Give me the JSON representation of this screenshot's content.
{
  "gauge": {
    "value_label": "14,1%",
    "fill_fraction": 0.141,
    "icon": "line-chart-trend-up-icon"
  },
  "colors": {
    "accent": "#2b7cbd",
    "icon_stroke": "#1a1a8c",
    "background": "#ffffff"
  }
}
━━━━━━━━━━━━━━━━━━━━━━━━━━━━━━
▸ **AIM**
Would you copy out each line exactly as written?

▸ **REPLY**
Give me the JSON representation of this screenshot's content.
{
  "gauge": {
    "value_label": "14,1%",
    "fill_fraction": 0.141,
    "icon": "line-chart-trend-up-icon"
  },
  "colors": {
    "accent": "#2b7cbd",
    "icon_stroke": "#1a1a8c",
    "background": "#ffffff"
  }
}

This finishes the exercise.